==== DATASET ROWS

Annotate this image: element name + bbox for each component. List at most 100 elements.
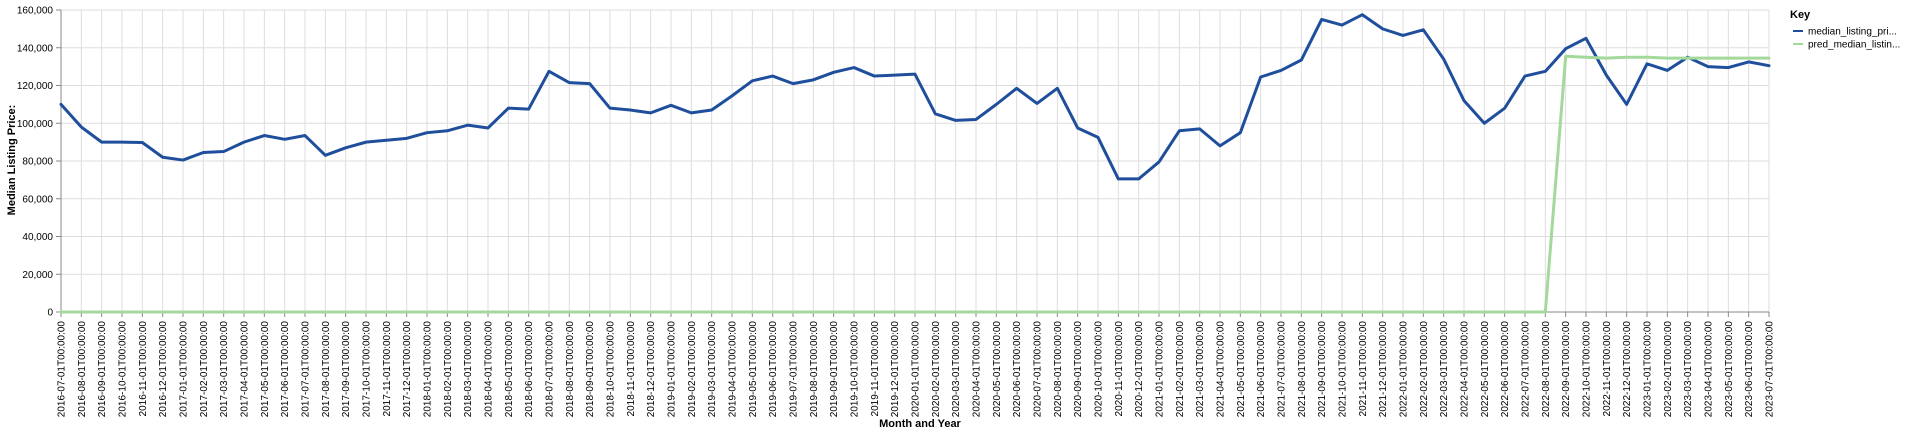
x-tick-label: 2019-04-01T00:00:00 (728, 321, 739, 418)
x-tick-label: 2017-11-01T00:00:00 (382, 321, 393, 417)
x-tick-label: 2018-01-01T00:00:00 (423, 321, 434, 418)
y-tick-label: 100,000 (17, 119, 54, 130)
x-tick-label: 2017-01-01T00:00:00 (179, 321, 190, 418)
x-tick-label: 2016-09-01T00:00:00 (97, 321, 108, 418)
x-tick-label: 2019-01-01T00:00:00 (667, 321, 678, 418)
x-tick-label: 2019-09-01T00:00:00 (829, 321, 840, 418)
x-tick-label: 2017-02-01T00:00:00 (199, 321, 210, 418)
x-tick-label: 2022-11-01T00:00:00 (1602, 321, 1613, 417)
series-line-1 (59, 13, 1771, 181)
x-tick-label: 2022-12-01T00:00:00 (1622, 321, 1633, 418)
x-tick-label: 2020-12-01T00:00:00 (1134, 321, 1145, 418)
x-tick-label: 2018-12-01T00:00:00 (646, 321, 657, 418)
x-tick-label: 2023-07-01T00:00:00 (1765, 321, 1776, 418)
y-tick-label: 140,000 (17, 43, 54, 54)
x-tick-label: 2019-03-01T00:00:00 (707, 321, 718, 418)
y-axis: 0 20,000 40,000 60,000 80,000 100,000 120,000 1… (17, 6, 62, 319)
x-tick-label: 2018-08-01T00:00:00 (565, 321, 576, 418)
series-lines (59, 13, 1771, 314)
x-tick-label: 2018-07-01T00:00:00 (545, 321, 556, 418)
x-axis-title: Month and Year (879, 418, 961, 430)
x-tick-label: 2016-11-01T00:00:00 (138, 321, 149, 417)
x-axis: 2016-07-01T00:00:00 2016-08-01T00:00:00 20… (57, 311, 1776, 418)
y-axis-title: Median Listing Price: (6, 105, 18, 216)
x-tick-label: 2022-02-01T00:00:00 (1419, 321, 1430, 418)
x-tick-label: 2020-09-01T00:00:00 (1073, 321, 1084, 418)
x-tick-label: 2021-01-01T00:00:00 (1155, 321, 1166, 418)
x-tick-label: 2019-12-01T00:00:00 (890, 321, 901, 418)
x-tick-label: 2016-08-01T00:00:00 (77, 321, 88, 418)
y-tick-label: 20,000 (22, 270, 53, 281)
x-tick-label: 2018-04-01T00:00:00 (484, 321, 495, 418)
x-tick-label: 2023-03-01T00:00:00 (1683, 321, 1694, 418)
x-tick-label: 2018-05-01T00:00:00 (504, 321, 515, 418)
x-tick-label: 2022-03-01T00:00:00 (1439, 321, 1450, 418)
legend: Key median_listing_pri... pred_median_lis… (1790, 9, 1900, 51)
x-tick-label: 2023-02-01T00:00:00 (1663, 321, 1674, 418)
x-tick-label: 2017-09-01T00:00:00 (341, 321, 352, 418)
x-tick-label: 2021-04-01T00:00:00 (1216, 321, 1227, 418)
x-tick-label: 2018-09-01T00:00:00 (585, 321, 596, 418)
x-tick-label: 2022-05-01T00:00:00 (1480, 321, 1491, 418)
x-tick-label: 2017-10-01T00:00:00 (362, 321, 373, 418)
x-tick-label: 2020-05-01T00:00:00 (992, 321, 1003, 418)
x-tick-label: 2018-06-01T00:00:00 (524, 321, 535, 418)
x-tick-label: 2022-06-01T00:00:00 (1500, 321, 1511, 418)
x-tick-label: 2019-06-01T00:00:00 (768, 321, 779, 418)
x-tick-label: 2017-06-01T00:00:00 (280, 321, 291, 418)
x-tick-label: 2022-09-01T00:00:00 (1561, 321, 1572, 418)
y-tick-label: 60,000 (22, 194, 53, 205)
x-tick-label: 2018-02-01T00:00:00 (443, 321, 454, 418)
x-tick-label: 2021-06-01T00:00:00 (1256, 321, 1267, 418)
x-tick-label: 2020-07-01T00:00:00 (1033, 321, 1044, 418)
x-tick-label: 2020-11-01T00:00:00 (1114, 321, 1125, 417)
y-tick-label: 120,000 (17, 81, 54, 92)
x-tick-label: 2016-12-01T00:00:00 (158, 321, 169, 418)
x-tick-label: 2020-03-01T00:00:00 (951, 321, 962, 418)
x-tick-label: 2022-10-01T00:00:00 (1582, 321, 1593, 418)
x-tick-label: 2022-04-01T00:00:00 (1460, 321, 1471, 418)
x-tick-label: 2022-07-01T00:00:00 (1521, 321, 1532, 418)
x-tick-label: 2017-08-01T00:00:00 (321, 321, 332, 418)
x-tick-label: 2020-02-01T00:00:00 (931, 321, 942, 418)
x-tick-label: 2021-10-01T00:00:00 (1338, 321, 1349, 418)
x-tick-label: 2019-10-01T00:00:00 (850, 321, 861, 418)
x-tick-label: 2023-01-01T00:00:00 (1643, 321, 1654, 418)
x-tick-label: 2023-05-01T00:00:00 (1724, 321, 1735, 418)
x-tick-label: 2022-01-01T00:00:00 (1399, 321, 1410, 418)
x-tick-label: 2016-07-01T00:00:00 (57, 321, 68, 418)
x-tick-label: 2021-05-01T00:00:00 (1236, 321, 1247, 418)
x-tick-label: 2020-06-01T00:00:00 (1012, 321, 1023, 418)
x-tick-label: 2019-02-01T00:00:00 (687, 321, 698, 418)
grid (60, 9, 1770, 313)
x-tick-label: 2020-08-01T00:00:00 (1053, 321, 1064, 418)
x-tick-label: 2018-11-01T00:00:00 (626, 321, 637, 417)
x-tick-label: 2020-10-01T00:00:00 (1094, 321, 1105, 418)
x-tick-label: 2020-04-01T00:00:00 (972, 321, 983, 418)
x-tick-label: 2017-04-01T00:00:00 (240, 321, 251, 418)
x-tick-label: 2021-08-01T00:00:00 (1297, 321, 1308, 418)
legend-label: pred_median_listin... (1808, 40, 1900, 51)
x-tick-label: 2017-03-01T00:00:00 (219, 321, 230, 418)
x-tick-label: 2017-07-01T00:00:00 (301, 321, 312, 418)
x-tick-label: 2021-12-01T00:00:00 (1378, 321, 1389, 418)
x-tick-label: 2019-11-01T00:00:00 (870, 321, 881, 417)
x-tick-label: 2019-07-01T00:00:00 (789, 321, 800, 418)
x-tick-label: 2019-08-01T00:00:00 (809, 321, 820, 418)
y-tick-label: 80,000 (22, 157, 53, 168)
y-tick-label: 0 (47, 308, 53, 319)
x-tick-label: 2021-11-01T00:00:00 (1358, 321, 1369, 417)
x-tick-label: 2018-10-01T00:00:00 (606, 321, 617, 418)
x-tick-label: 2023-06-01T00:00:00 (1744, 321, 1755, 418)
x-tick-label: 2016-10-01T00:00:00 (118, 321, 129, 418)
series-line-2 (59, 54, 1771, 314)
x-tick-label: 2021-02-01T00:00:00 (1175, 321, 1186, 418)
x-tick-label: 2019-05-01T00:00:00 (748, 321, 759, 418)
legend-title: Key (1790, 9, 1811, 21)
x-tick-label: 2020-01-01T00:00:00 (911, 321, 922, 418)
x-tick-label: 2018-03-01T00:00:00 (463, 321, 474, 418)
y-tick-label: 40,000 (22, 232, 53, 243)
y-tick-label: 160,000 (17, 6, 54, 17)
x-tick-label: 2022-08-01T00:00:00 (1541, 321, 1552, 418)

========

Copy all of the data above verbatim, leaving out the pictures.

Annotate this image: element name + bbox for each component. List at most 100 elements.
x-tick-label: 2019-04-01T00:00:00 (728, 321, 739, 418)
x-tick-label: 2017-11-01T00:00:00 (382, 321, 393, 417)
x-tick-label: 2018-01-01T00:00:00 (423, 321, 434, 418)
y-tick-label: 100,000 (17, 119, 54, 130)
x-tick-label: 2017-01-01T00:00:00 (179, 321, 190, 418)
x-tick-label: 2016-09-01T00:00:00 (97, 321, 108, 418)
x-tick-label: 2019-01-01T00:00:00 (667, 321, 678, 418)
x-tick-label: 2019-09-01T00:00:00 (829, 321, 840, 418)
x-tick-label: 2017-02-01T00:00:00 (199, 321, 210, 418)
x-tick-label: 2022-11-01T00:00:00 (1602, 321, 1613, 417)
series-line-1 (59, 13, 1771, 181)
x-tick-label: 2022-12-01T00:00:00 (1622, 321, 1633, 418)
x-tick-label: 2020-12-01T00:00:00 (1134, 321, 1145, 418)
x-tick-label: 2018-12-01T00:00:00 (646, 321, 657, 418)
x-tick-label: 2023-07-01T00:00:00 (1765, 321, 1776, 418)
y-tick-label: 140,000 (17, 43, 54, 54)
x-tick-label: 2019-03-01T00:00:00 (707, 321, 718, 418)
y-axis: 0 20,000 40,000 60,000 80,000 100,000 120,000 1… (17, 6, 62, 319)
x-tick-label: 2018-08-01T00:00:00 (565, 321, 576, 418)
series-lines (59, 13, 1771, 314)
x-tick-label: 2018-07-01T00:00:00 (545, 321, 556, 418)
x-axis-title: Month and Year (879, 418, 961, 430)
x-tick-label: 2016-11-01T00:00:00 (138, 321, 149, 417)
x-axis: 2016-07-01T00:00:00 2016-08-01T00:00:00 20… (57, 311, 1776, 418)
y-axis-title: Median Listing Price: (6, 105, 18, 216)
x-tick-label: 2022-02-01T00:00:00 (1419, 321, 1430, 418)
x-tick-label: 2020-09-01T00:00:00 (1073, 321, 1084, 418)
x-tick-label: 2021-01-01T00:00:00 (1155, 321, 1166, 418)
x-tick-label: 2019-12-01T00:00:00 (890, 321, 901, 418)
x-tick-label: 2016-08-01T00:00:00 (77, 321, 88, 418)
y-tick-label: 20,000 (22, 270, 53, 281)
x-tick-label: 2018-04-01T00:00:00 (484, 321, 495, 418)
x-tick-label: 2023-03-01T00:00:00 (1683, 321, 1694, 418)
x-tick-label: 2018-05-01T00:00:00 (504, 321, 515, 418)
x-tick-label: 2022-03-01T00:00:00 (1439, 321, 1450, 418)
legend: Key median_listing_pri... pred_median_lis… (1790, 9, 1900, 51)
x-tick-label: 2023-02-01T00:00:00 (1663, 321, 1674, 418)
x-tick-label: 2017-09-01T00:00:00 (341, 321, 352, 418)
x-tick-label: 2021-04-01T00:00:00 (1216, 321, 1227, 418)
x-tick-label: 2018-09-01T00:00:00 (585, 321, 596, 418)
x-tick-label: 2022-05-01T00:00:00 (1480, 321, 1491, 418)
x-tick-label: 2017-10-01T00:00:00 (362, 321, 373, 418)
x-tick-label: 2020-05-01T00:00:00 (992, 321, 1003, 418)
x-tick-label: 2018-06-01T00:00:00 (524, 321, 535, 418)
x-tick-label: 2022-06-01T00:00:00 (1500, 321, 1511, 418)
x-tick-label: 2019-06-01T00:00:00 (768, 321, 779, 418)
x-tick-label: 2017-06-01T00:00:00 (280, 321, 291, 418)
x-tick-label: 2022-09-01T00:00:00 (1561, 321, 1572, 418)
y-tick-label: 60,000 (22, 194, 53, 205)
x-tick-label: 2018-02-01T00:00:00 (443, 321, 454, 418)
x-tick-label: 2021-06-01T00:00:00 (1256, 321, 1267, 418)
x-tick-label: 2020-07-01T00:00:00 (1033, 321, 1044, 418)
x-tick-label: 2020-11-01T00:00:00 (1114, 321, 1125, 417)
y-tick-label: 120,000 (17, 81, 54, 92)
x-tick-label: 2016-12-01T00:00:00 (158, 321, 169, 418)
x-tick-label: 2020-03-01T00:00:00 (951, 321, 962, 418)
x-tick-label: 2022-10-01T00:00:00 (1582, 321, 1593, 418)
x-tick-label: 2022-04-01T00:00:00 (1460, 321, 1471, 418)
x-tick-label: 2022-07-01T00:00:00 (1521, 321, 1532, 418)
x-tick-label: 2017-08-01T00:00:00 (321, 321, 332, 418)
x-tick-label: 2020-02-01T00:00:00 (931, 321, 942, 418)
x-tick-label: 2021-10-01T00:00:00 (1338, 321, 1349, 418)
x-tick-label: 2019-10-01T00:00:00 (850, 321, 861, 418)
x-tick-label: 2023-01-01T00:00:00 (1643, 321, 1654, 418)
x-tick-label: 2023-05-01T00:00:00 (1724, 321, 1735, 418)
x-tick-label: 2022-01-01T00:00:00 (1399, 321, 1410, 418)
x-tick-label: 2016-07-01T00:00:00 (57, 321, 68, 418)
x-tick-label: 2021-05-01T00:00:00 (1236, 321, 1247, 418)
x-tick-label: 2020-06-01T00:00:00 (1012, 321, 1023, 418)
x-tick-label: 2019-02-01T00:00:00 (687, 321, 698, 418)
grid (60, 9, 1770, 313)
x-tick-label: 2020-08-01T00:00:00 (1053, 321, 1064, 418)
x-tick-label: 2018-11-01T00:00:00 (626, 321, 637, 417)
x-tick-label: 2020-10-01T00:00:00 (1094, 321, 1105, 418)
x-tick-label: 2020-04-01T00:00:00 (972, 321, 983, 418)
x-tick-label: 2017-04-01T00:00:00 (240, 321, 251, 418)
x-tick-label: 2021-08-01T00:00:00 (1297, 321, 1308, 418)
legend-label: pred_median_listin... (1808, 40, 1900, 51)
x-tick-label: 2017-03-01T00:00:00 (219, 321, 230, 418)
x-tick-label: 2017-07-01T00:00:00 (301, 321, 312, 418)
x-tick-label: 2021-12-01T00:00:00 (1378, 321, 1389, 418)
x-tick-label: 2019-11-01T00:00:00 (870, 321, 881, 417)
x-tick-label: 2019-07-01T00:00:00 (789, 321, 800, 418)
x-tick-label: 2019-08-01T00:00:00 (809, 321, 820, 418)
y-tick-label: 80,000 (22, 157, 53, 168)
y-tick-label: 0 (47, 308, 53, 319)
x-tick-label: 2021-11-01T00:00:00 (1358, 321, 1369, 417)
x-tick-label: 2018-10-01T00:00:00 (606, 321, 617, 418)
x-tick-label: 2023-06-01T00:00:00 (1744, 321, 1755, 418)
x-tick-label: 2016-10-01T00:00:00 (118, 321, 129, 418)
series-line-2 (59, 54, 1771, 314)
x-tick-label: 2021-02-01T00:00:00 (1175, 321, 1186, 418)
x-tick-label: 2019-05-01T00:00:00 (748, 321, 759, 418)
legend-title: Key (1790, 9, 1811, 21)
x-tick-label: 2020-01-01T00:00:00 (911, 321, 922, 418)
x-tick-label: 2018-03-01T00:00:00 (463, 321, 474, 418)
y-tick-label: 40,000 (22, 232, 53, 243)
y-tick-label: 160,000 (17, 6, 54, 17)
x-tick-label: 2022-08-01T00:00:00 (1541, 321, 1552, 418)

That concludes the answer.